[DIRECTION] Read through the entries below and return each line with the word "this".

Extracted data entries
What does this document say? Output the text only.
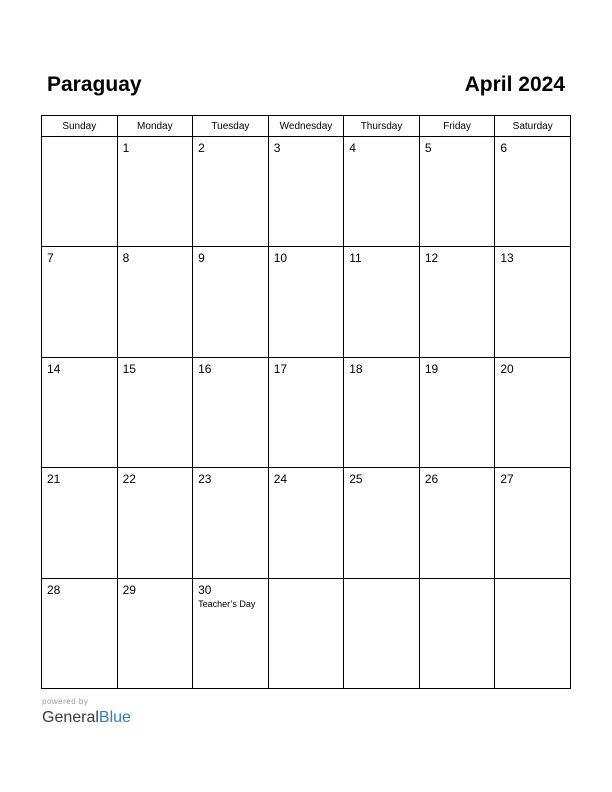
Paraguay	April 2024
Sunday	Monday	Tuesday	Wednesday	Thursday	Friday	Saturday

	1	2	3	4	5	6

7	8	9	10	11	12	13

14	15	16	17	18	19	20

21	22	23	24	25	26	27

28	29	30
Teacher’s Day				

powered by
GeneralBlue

---

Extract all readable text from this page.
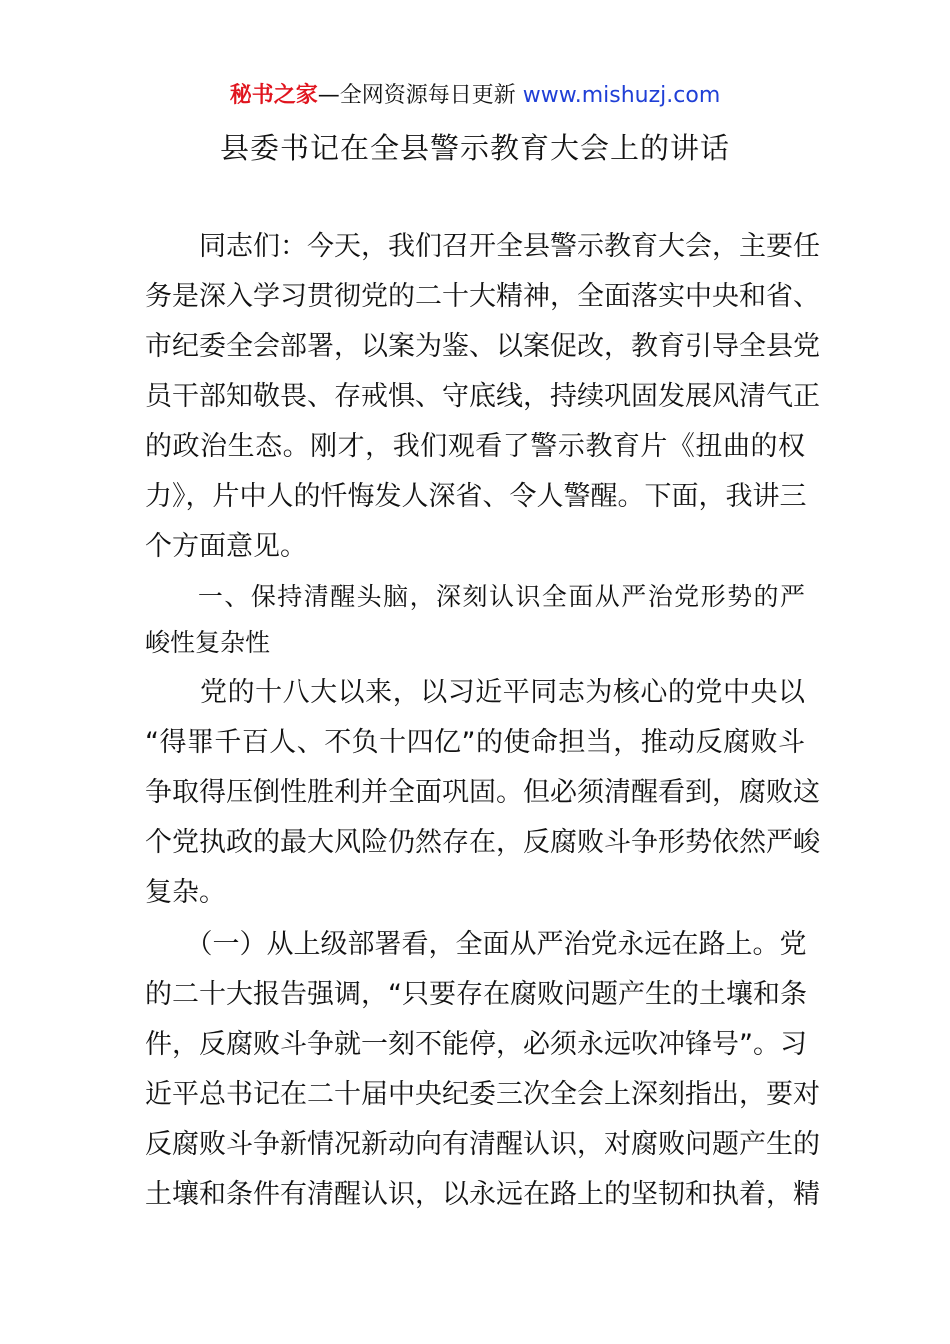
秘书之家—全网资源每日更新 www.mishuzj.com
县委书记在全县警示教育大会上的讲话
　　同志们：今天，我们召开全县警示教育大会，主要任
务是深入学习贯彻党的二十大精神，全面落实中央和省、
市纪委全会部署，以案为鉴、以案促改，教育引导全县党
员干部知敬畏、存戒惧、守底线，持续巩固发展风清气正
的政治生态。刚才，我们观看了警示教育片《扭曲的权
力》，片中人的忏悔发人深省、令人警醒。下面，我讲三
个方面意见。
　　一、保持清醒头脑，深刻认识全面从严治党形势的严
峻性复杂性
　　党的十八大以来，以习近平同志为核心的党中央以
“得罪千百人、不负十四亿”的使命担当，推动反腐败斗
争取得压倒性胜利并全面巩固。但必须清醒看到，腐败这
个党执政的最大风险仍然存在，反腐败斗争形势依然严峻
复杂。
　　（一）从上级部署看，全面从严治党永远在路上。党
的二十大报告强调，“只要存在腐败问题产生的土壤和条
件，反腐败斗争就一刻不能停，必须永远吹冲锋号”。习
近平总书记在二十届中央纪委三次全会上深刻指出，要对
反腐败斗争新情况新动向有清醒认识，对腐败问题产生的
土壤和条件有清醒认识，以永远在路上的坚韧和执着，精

[OUTPUT OF THE TASK]
What does this document say? Output the text only.
Extract all readable text from this page.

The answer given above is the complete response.